* start THE DATA *
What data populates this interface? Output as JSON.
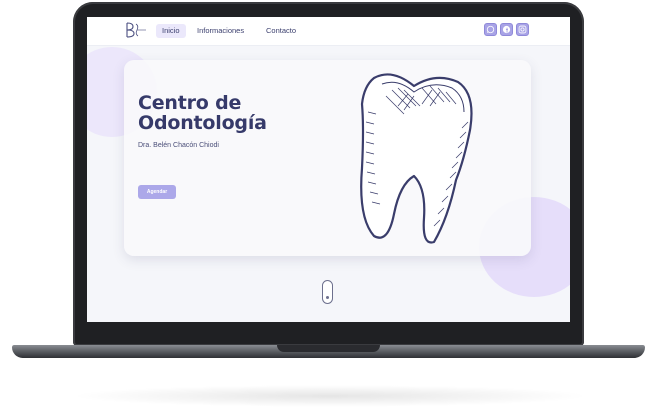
{
  "nav": {
    "links": [
      {
        "label": "Inicio"
      },
      {
        "label": "Informaciones"
      },
      {
        "label": "Contacto"
      }
    ],
    "social_icons": [
      "whatsapp-icon",
      "facebook-icon",
      "instagram-icon"
    ]
  },
  "hero": {
    "title_line1": "Centro de",
    "title_line2": "Odontología",
    "subtitle": "Dra. Belén Chacón Chiodi",
    "cta_label": "Agendar",
    "image": "tooth-illustration"
  },
  "colors": {
    "accent": "#aca8e9",
    "title": "#363a6a",
    "blob": "#e6defa"
  }
}
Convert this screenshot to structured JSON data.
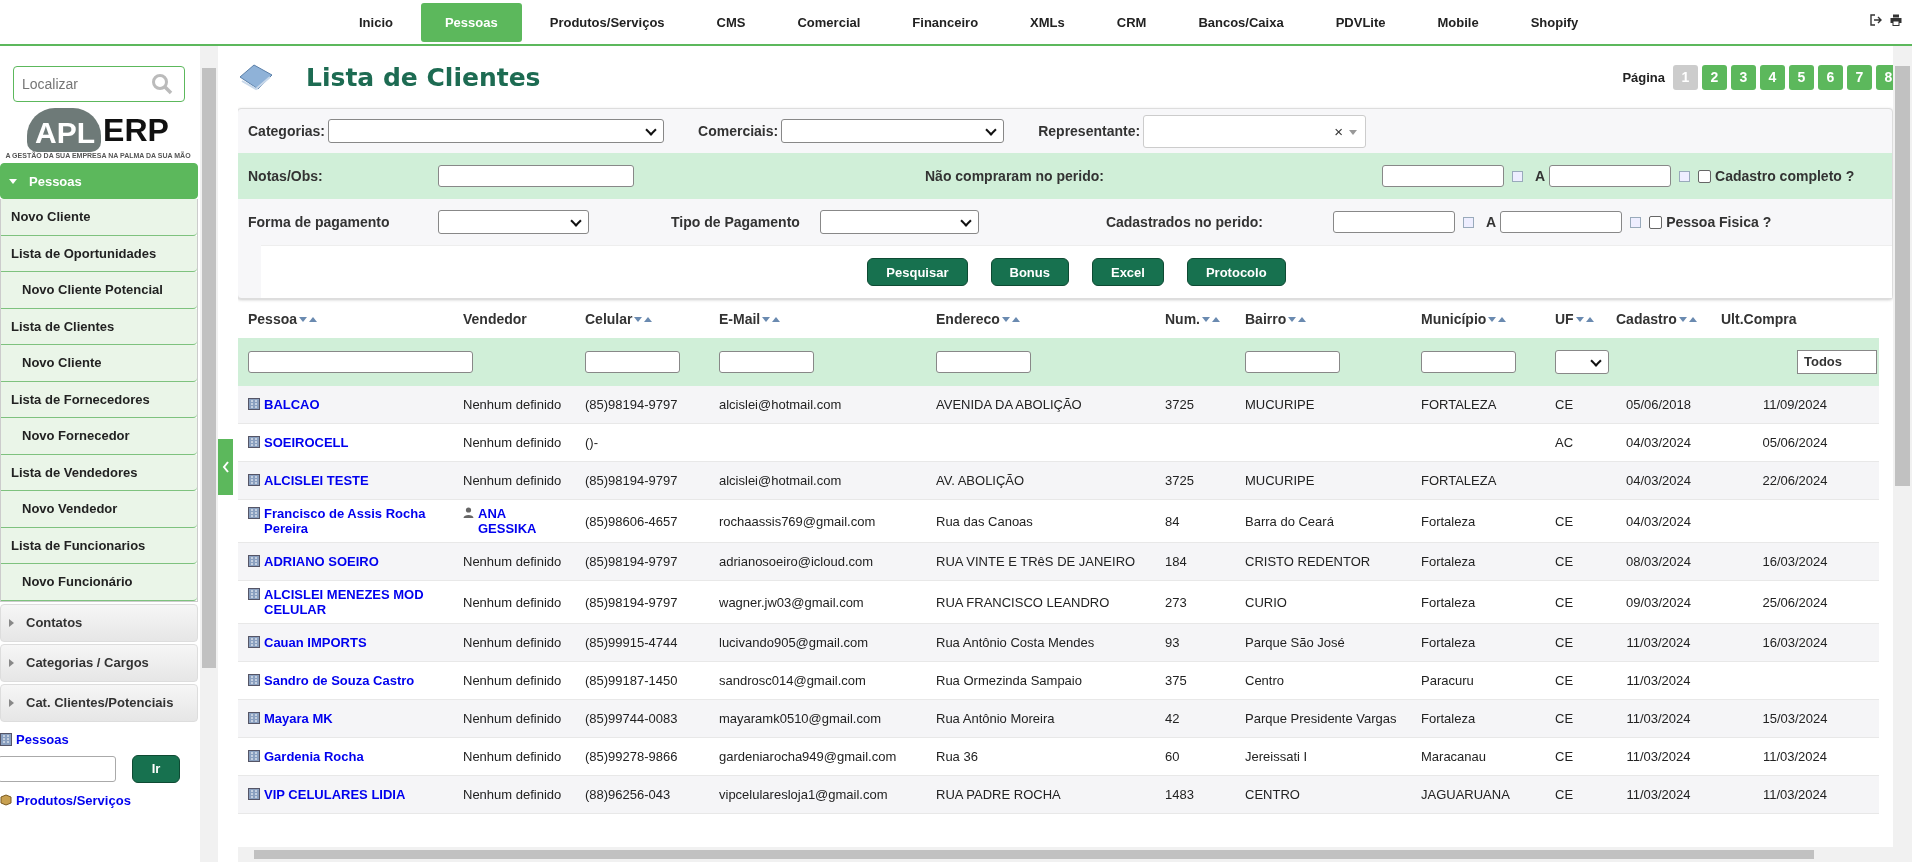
* end THE DATA *
» **WHAT YOU WILL DO**: Make an exact copy of all entries above, dropping the images.

» **ANSWER FOR THIS EXERCISE**:
What data populates this interface? Output as JSON.
{
  "nav": {
    "links": [
      {
        "label": "Inicio"
      },
      {
        "label": "Informaciones"
      },
      {
        "label": "Contacto"
      }
    ],
    "social_icons": [
      "whatsapp-icon",
      "facebook-icon",
      "instagram-icon"
    ]
  },
  "hero": {
    "title_line1": "Centro de",
    "title_line2": "Odontología",
    "subtitle": "Dra. Belén Chacón Chiodi",
    "cta_label": "Agendar",
    "image": "tooth-illustration"
  },
  "colors": {
    "accent": "#aca8e9",
    "title": "#363a6a",
    "blob": "#e6defa"
  }
}
Convert this screenshot to structured JSON data.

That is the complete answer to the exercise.